> _WRITTEN PROBLEM_
Print every entry word for word, but omit the pictures.

Data entries:
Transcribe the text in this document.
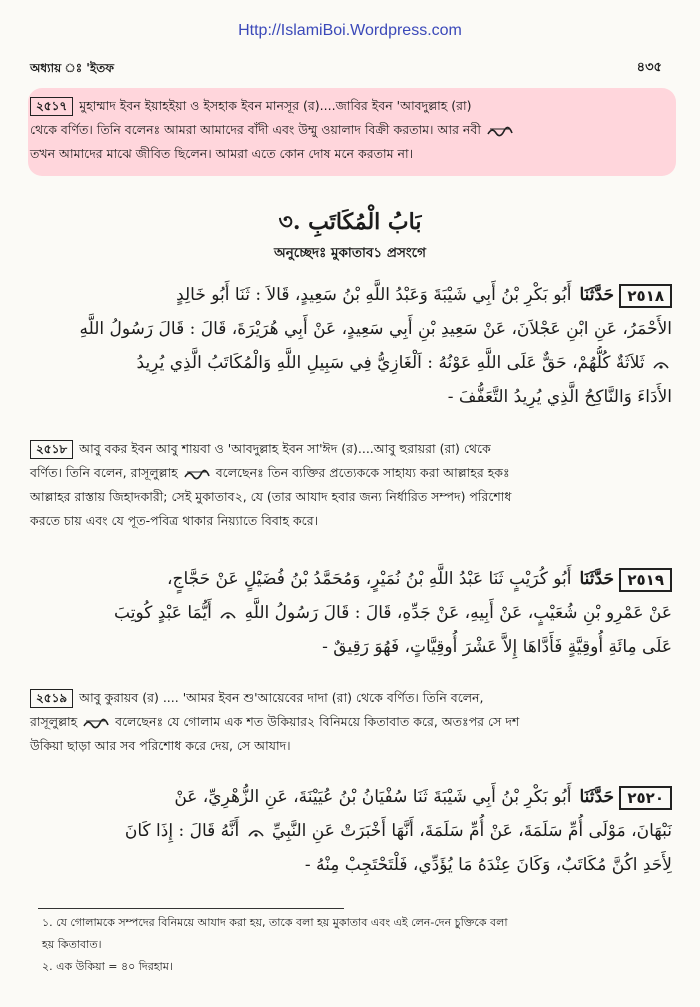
Http://IslamiBoi.Wordpress.com
অধ্যায় ঃ 'ইতফ	৪৩৫

২৫১৭ মুহাম্মাদ ইবন ইয়াহইয়া ও ইসহাক ইবন মানসূর (র)....জাবির ইবন 'আবদুল্লাহ (রা)

থেকে বর্ণিত। তিনি বলেনঃ আমরা আমাদের বাঁদী এবং উম্মু ওয়ালাদ বিক্রী করতাম। আর নবী

তখন আমাদের মাঝে জীবিত ছিলেন। আমরা এতে কোন দোষ মনে করতাম না।

৩. بَابُ الْمُكَاتَبِ
অনুচ্ছেদঃ মুকাতাব১ প্রসংগে
٢٥١٨ حَدَّثَنَاأَبُو بَكْرِ بْنُ أَبِي شَيْبَةَ وَعَبْدُ اللَّهِ بْنُ سَعِيدٍ، قَالاَ : ثَنَا أَبُو خَالِدٍ
الأَحْمَرُ، عَنِ ابْنِ عَجْلاَنَ، عَنْ سَعِيدِ بْنِ أَبِي سَعِيدٍ، عَنْ أَبِي هُرَيْرَةَ، قَالَ : قَالَ رَسُولُ اللَّهِ
ثَلاَثَةٌ كُلُّهُمْ، حَقٌّ عَلَى اللَّهِ عَوْنُهُ : اَلْغَازِيُّ فِي سَبِيلِ اللَّهِ وَالْمُكَاتَبُ الَّذِي يُرِيدُ
الأَدَاءَ وَالنَّاكِحُ الَّذِي يُرِيدُ التَّعَفُّفَ -

২৫১৮ আবু বকর ইবন আবু শায়বা ও 'আবদুল্লাহ ইবন সা'ঈদ (র)....আবু হুরায়রা (রা) থেকে

বর্ণিত। তিনি বলেন, রাসূলুল্লাহ	বলেছেনঃ তিন ব্যক্তির প্রত্যেককে সাহায্য করা আল্লাহর হকঃ

আল্লাহর রাস্তায় জিহাদকারী; সেই মুকাতাব২, যে (তার আযাদ হবার জন্য নির্ধারিত সম্পদ) পরিশোধ

করতে চায় এবং যে পূত-পবিত্র থাকার নিয়্যাতে বিবাহ করে।

٢٥١٩ حَدَّثَنَاأَبُو كُرَيْبٍ ثَنَا عَبْدُ اللَّهِ بْنُ نُمَيْرٍ، وَمُحَمَّدُ بْنُ فُضَيْلٍ عَنْ حَجَّاجٍ،
عَنْ عَمْرِو بْنِ شُعَيْبٍ، عَنْ أَبِيهِ، عَنْ جَدِّهِ، قَالَ : قَالَ رَسُولُ اللَّهِ  أَيُّمَا عَبْدٍ كُوتِبَ
عَلَى مِائَةِ أُوقِيَّةٍ فَأَدَّاهَا إِلاَّ عَشْرَ أُوقِيَّاتٍ، فَهُوَ رَقِيقٌ -

২৫১৯ আবু কুরায়ব (র) .... 'আমর ইবন শু'আয়েবের দাদা (রা) থেকে বর্ণিত। তিনি বলেন,

রাসূলুল্লাহ	বলেছেনঃ যে গোলাম এক শত উকিয়ার২ বিনিময়ে কিতাবাত করে, অতঃপর সে দশ

উকিয়া ছাড়া আর সব পরিশোধ করে দেয়, সে আযাদ।

٢٥٢٠ حَدَّثَنَاأَبُو بَكْرِ بْنُ أَبِي شَيْبَةَ ثَنَا سُفْيَانُ بْنُ عُيَيْنَةَ، عَنِ الزُّهْرِيِّ، عَنْ
نَبْهَانَ، مَوْلَى أُمِّ سَلَمَةَ، عَنْ أُمِّ سَلَمَةَ، أَنَّهَا أَخْبَرَتْ عَنِ النَّبِيِّ  أَنَّهُ قَالَ : إِذَا كَانَ
لِأَحَدِ اكُنَّ مُكَاتَبٌ، وَكَانَ عِنْدَهُ مَا يُؤَدِّي، فَلْتَحْتَجِبْ مِنْهُ -

১. যে গোলামকে সম্পদের বিনিময়ে আযাদ করা হয়, তাকে বলা হয় মুকাতাব এবং এই লেন-দেন চুক্তিকে বলা

হয় কিতাবাত।

২. এক উকিয়া = ৪০ দিরহাম।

> _OUTPUT FOR THIS TASK_
Transcribe the text in this document.
Http://IslamiBoi.Wordpress.com
অধ্যায় ঃ 'ইতফ	৪৩৫

২৫১৭ মুহাম্মাদ ইবন ইয়াহইয়া ও ইসহাক ইবন মানসূর (র)....জাবির ইবন 'আবদুল্লাহ (রা)

থেকে বর্ণিত। তিনি বলেনঃ আমরা আমাদের বাঁদী এবং উম্মু ওয়ালাদ বিক্রী করতাম। আর নবী

তখন আমাদের মাঝে জীবিত ছিলেন। আমরা এতে কোন দোষ মনে করতাম না।

৩. بَابُ الْمُكَاتَبِ
অনুচ্ছেদঃ মুকাতাব১ প্রসংগে
٢٥١٨ حَدَّثَنَاأَبُو بَكْرِ بْنُ أَبِي شَيْبَةَ وَعَبْدُ اللَّهِ بْنُ سَعِيدٍ، قَالاَ : ثَنَا أَبُو خَالِدٍ
الأَحْمَرُ، عَنِ ابْنِ عَجْلاَنَ، عَنْ سَعِيدِ بْنِ أَبِي سَعِيدٍ، عَنْ أَبِي هُرَيْرَةَ، قَالَ : قَالَ رَسُولُ اللَّهِ
ثَلاَثَةٌ كُلُّهُمْ، حَقٌّ عَلَى اللَّهِ عَوْنُهُ : اَلْغَازِيُّ فِي سَبِيلِ اللَّهِ وَالْمُكَاتَبُ الَّذِي يُرِيدُ
الأَدَاءَ وَالنَّاكِحُ الَّذِي يُرِيدُ التَّعَفُّفَ -

২৫১৮ আবু বকর ইবন আবু শায়বা ও 'আবদুল্লাহ ইবন সা'ঈদ (র)....আবু হুরায়রা (রা) থেকে

বর্ণিত। তিনি বলেন, রাসূলুল্লাহ	বলেছেনঃ তিন ব্যক্তির প্রত্যেককে সাহায্য করা আল্লাহর হকঃ

আল্লাহর রাস্তায় জিহাদকারী; সেই মুকাতাব২, যে (তার আযাদ হবার জন্য নির্ধারিত সম্পদ) পরিশোধ

করতে চায় এবং যে পূত-পবিত্র থাকার নিয়্যাতে বিবাহ করে।

٢٥١٩ حَدَّثَنَاأَبُو كُرَيْبٍ ثَنَا عَبْدُ اللَّهِ بْنُ نُمَيْرٍ، وَمُحَمَّدُ بْنُ فُضَيْلٍ عَنْ حَجَّاجٍ،
عَنْ عَمْرِو بْنِ شُعَيْبٍ، عَنْ أَبِيهِ، عَنْ جَدِّهِ، قَالَ : قَالَ رَسُولُ اللَّهِ  أَيُّمَا عَبْدٍ كُوتِبَ
عَلَى مِائَةِ أُوقِيَّةٍ فَأَدَّاهَا إِلاَّ عَشْرَ أُوقِيَّاتٍ، فَهُوَ رَقِيقٌ -

২৫১৯ আবু কুরায়ব (র) .... 'আমর ইবন শু'আয়েবের দাদা (রা) থেকে বর্ণিত। তিনি বলেন,

রাসূলুল্লাহ	বলেছেনঃ যে গোলাম এক শত উকিয়ার২ বিনিময়ে কিতাবাত করে, অতঃপর সে দশ

উকিয়া ছাড়া আর সব পরিশোধ করে দেয়, সে আযাদ।

٢٥٢٠ حَدَّثَنَاأَبُو بَكْرِ بْنُ أَبِي شَيْبَةَ ثَنَا سُفْيَانُ بْنُ عُيَيْنَةَ، عَنِ الزُّهْرِيِّ، عَنْ
نَبْهَانَ، مَوْلَى أُمِّ سَلَمَةَ، عَنْ أُمِّ سَلَمَةَ، أَنَّهَا أَخْبَرَتْ عَنِ النَّبِيِّ  أَنَّهُ قَالَ : إِذَا كَانَ
لِأَحَدِ اكُنَّ مُكَاتَبٌ، وَكَانَ عِنْدَهُ مَا يُؤَدِّي، فَلْتَحْتَجِبْ مِنْهُ -

১. যে গোলামকে সম্পদের বিনিময়ে আযাদ করা হয়, তাকে বলা হয় মুকাতাব এবং এই লেন-দেন চুক্তিকে বলা

হয় কিতাবাত।

২. এক উকিয়া = ৪০ দিরহাম।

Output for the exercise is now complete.